Looking through the listing, how many of its lines hold the word "ffffff"? Answer with only the number.

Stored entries
• • • • •

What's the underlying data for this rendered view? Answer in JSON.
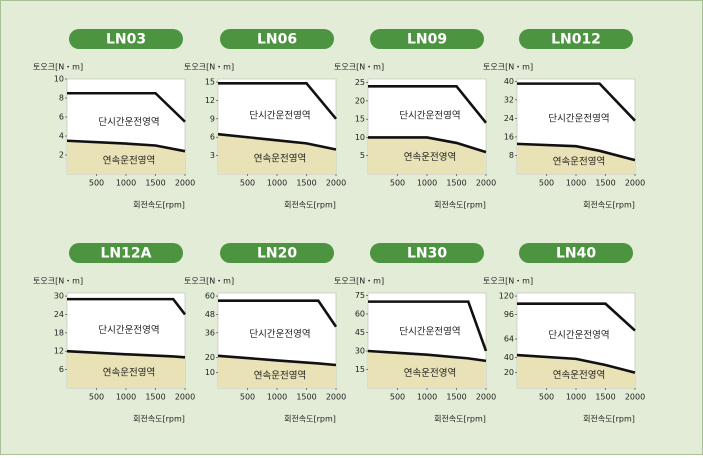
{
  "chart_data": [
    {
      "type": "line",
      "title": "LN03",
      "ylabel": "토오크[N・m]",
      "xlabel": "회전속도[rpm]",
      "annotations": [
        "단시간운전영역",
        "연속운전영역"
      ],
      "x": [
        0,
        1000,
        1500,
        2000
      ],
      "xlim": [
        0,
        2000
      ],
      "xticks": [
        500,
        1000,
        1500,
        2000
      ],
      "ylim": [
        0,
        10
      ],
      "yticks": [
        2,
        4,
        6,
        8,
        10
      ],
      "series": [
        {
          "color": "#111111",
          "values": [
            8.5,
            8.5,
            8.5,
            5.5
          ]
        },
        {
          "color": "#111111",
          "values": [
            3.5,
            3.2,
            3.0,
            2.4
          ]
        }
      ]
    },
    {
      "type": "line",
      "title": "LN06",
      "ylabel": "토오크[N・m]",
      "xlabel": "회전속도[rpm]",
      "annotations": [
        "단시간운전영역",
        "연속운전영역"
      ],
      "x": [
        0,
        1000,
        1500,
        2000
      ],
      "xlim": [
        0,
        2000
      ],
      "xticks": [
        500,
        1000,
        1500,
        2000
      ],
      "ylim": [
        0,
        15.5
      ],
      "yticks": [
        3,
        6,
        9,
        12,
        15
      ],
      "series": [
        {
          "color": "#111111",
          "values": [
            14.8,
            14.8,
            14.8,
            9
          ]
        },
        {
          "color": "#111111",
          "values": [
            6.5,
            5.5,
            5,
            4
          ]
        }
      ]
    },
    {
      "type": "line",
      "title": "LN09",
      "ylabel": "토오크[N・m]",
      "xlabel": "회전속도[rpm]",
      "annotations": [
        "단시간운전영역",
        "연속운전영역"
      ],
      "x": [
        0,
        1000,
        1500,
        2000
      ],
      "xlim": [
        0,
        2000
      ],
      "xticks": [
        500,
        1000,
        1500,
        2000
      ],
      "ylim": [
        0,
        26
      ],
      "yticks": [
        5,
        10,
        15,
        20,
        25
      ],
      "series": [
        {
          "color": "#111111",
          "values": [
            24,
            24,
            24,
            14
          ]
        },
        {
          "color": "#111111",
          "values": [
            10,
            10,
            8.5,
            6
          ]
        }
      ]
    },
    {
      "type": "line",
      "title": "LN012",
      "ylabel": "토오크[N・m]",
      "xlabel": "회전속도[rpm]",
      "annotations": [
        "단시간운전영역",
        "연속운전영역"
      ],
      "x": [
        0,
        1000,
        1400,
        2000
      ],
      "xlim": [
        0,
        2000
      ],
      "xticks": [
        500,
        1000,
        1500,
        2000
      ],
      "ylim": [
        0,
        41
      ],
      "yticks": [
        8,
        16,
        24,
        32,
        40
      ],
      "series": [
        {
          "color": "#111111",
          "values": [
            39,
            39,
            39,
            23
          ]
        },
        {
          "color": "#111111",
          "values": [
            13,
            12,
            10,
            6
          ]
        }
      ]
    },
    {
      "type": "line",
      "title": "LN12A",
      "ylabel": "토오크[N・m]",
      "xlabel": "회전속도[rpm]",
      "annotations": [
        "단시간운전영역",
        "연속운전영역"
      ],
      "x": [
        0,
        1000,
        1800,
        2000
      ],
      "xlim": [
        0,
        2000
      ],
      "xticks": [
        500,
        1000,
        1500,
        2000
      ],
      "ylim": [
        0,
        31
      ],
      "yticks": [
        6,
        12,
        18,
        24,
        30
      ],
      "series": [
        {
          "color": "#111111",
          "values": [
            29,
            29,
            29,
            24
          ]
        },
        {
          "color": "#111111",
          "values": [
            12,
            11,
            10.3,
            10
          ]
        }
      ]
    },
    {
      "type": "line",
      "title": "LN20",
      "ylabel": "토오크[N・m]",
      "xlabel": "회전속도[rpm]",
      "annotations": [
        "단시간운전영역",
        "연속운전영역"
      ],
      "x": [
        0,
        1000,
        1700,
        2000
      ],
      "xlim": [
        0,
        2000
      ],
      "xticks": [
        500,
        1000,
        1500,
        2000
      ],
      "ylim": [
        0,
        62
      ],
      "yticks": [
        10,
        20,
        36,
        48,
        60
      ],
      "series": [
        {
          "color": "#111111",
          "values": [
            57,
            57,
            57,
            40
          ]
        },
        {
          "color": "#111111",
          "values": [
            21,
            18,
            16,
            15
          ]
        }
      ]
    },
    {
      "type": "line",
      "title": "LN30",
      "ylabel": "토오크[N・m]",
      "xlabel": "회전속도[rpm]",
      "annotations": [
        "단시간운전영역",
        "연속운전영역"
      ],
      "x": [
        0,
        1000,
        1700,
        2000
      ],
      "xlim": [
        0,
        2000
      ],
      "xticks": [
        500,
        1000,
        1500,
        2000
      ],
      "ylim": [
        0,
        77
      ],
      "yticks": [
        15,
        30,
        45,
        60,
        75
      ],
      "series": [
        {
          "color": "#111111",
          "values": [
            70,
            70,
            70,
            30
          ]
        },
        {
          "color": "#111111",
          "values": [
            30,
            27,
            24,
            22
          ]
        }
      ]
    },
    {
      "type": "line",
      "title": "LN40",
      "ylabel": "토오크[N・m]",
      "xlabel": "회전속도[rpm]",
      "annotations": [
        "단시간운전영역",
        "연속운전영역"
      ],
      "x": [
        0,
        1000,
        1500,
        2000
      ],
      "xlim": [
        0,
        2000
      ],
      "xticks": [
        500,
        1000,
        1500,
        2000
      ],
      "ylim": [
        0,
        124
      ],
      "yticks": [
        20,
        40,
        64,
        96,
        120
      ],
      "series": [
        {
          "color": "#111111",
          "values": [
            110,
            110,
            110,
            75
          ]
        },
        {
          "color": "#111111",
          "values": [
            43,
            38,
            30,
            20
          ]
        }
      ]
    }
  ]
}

• • • • •

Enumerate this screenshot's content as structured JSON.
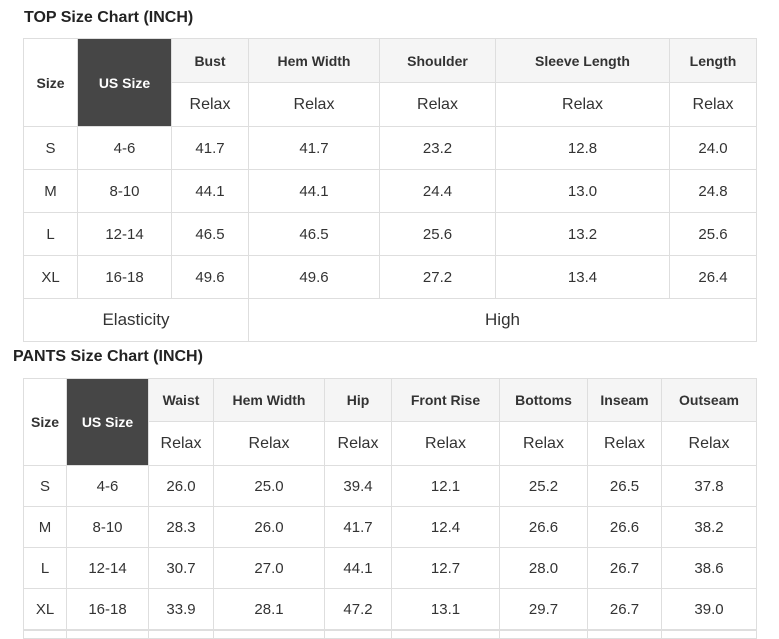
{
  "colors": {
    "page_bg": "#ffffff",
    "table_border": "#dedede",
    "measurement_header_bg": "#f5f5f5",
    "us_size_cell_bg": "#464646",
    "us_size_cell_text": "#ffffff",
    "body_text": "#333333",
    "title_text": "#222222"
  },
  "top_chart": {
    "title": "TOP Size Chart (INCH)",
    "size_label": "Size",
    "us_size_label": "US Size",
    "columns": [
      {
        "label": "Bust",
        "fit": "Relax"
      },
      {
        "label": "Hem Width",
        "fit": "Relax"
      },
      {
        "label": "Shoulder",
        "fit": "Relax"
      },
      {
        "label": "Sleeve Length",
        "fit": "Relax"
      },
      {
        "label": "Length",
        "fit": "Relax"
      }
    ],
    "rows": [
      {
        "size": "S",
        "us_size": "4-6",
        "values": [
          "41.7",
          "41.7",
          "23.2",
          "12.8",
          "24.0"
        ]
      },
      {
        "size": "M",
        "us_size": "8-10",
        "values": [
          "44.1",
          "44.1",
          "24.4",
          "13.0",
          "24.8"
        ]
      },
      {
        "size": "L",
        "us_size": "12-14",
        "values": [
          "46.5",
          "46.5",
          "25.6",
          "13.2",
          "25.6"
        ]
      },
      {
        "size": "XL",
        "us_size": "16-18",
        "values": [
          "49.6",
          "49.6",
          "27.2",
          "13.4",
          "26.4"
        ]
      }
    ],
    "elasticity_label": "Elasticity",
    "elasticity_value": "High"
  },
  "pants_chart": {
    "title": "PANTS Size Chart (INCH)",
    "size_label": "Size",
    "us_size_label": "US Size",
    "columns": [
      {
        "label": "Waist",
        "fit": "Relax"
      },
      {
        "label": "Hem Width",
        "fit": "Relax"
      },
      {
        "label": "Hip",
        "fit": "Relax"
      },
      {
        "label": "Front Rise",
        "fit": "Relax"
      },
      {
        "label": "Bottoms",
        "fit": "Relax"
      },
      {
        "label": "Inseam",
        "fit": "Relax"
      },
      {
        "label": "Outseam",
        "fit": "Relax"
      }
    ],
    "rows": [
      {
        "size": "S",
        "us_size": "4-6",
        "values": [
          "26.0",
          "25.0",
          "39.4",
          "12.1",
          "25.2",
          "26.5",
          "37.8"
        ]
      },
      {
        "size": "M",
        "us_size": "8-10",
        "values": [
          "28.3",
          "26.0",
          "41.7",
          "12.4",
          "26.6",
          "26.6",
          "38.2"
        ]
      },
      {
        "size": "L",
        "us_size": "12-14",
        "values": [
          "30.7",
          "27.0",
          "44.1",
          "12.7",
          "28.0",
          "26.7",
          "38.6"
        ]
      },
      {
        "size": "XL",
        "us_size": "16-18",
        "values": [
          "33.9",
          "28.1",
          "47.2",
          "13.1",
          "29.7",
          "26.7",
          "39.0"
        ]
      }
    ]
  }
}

• • • • •

> _Solution for this problem_:
2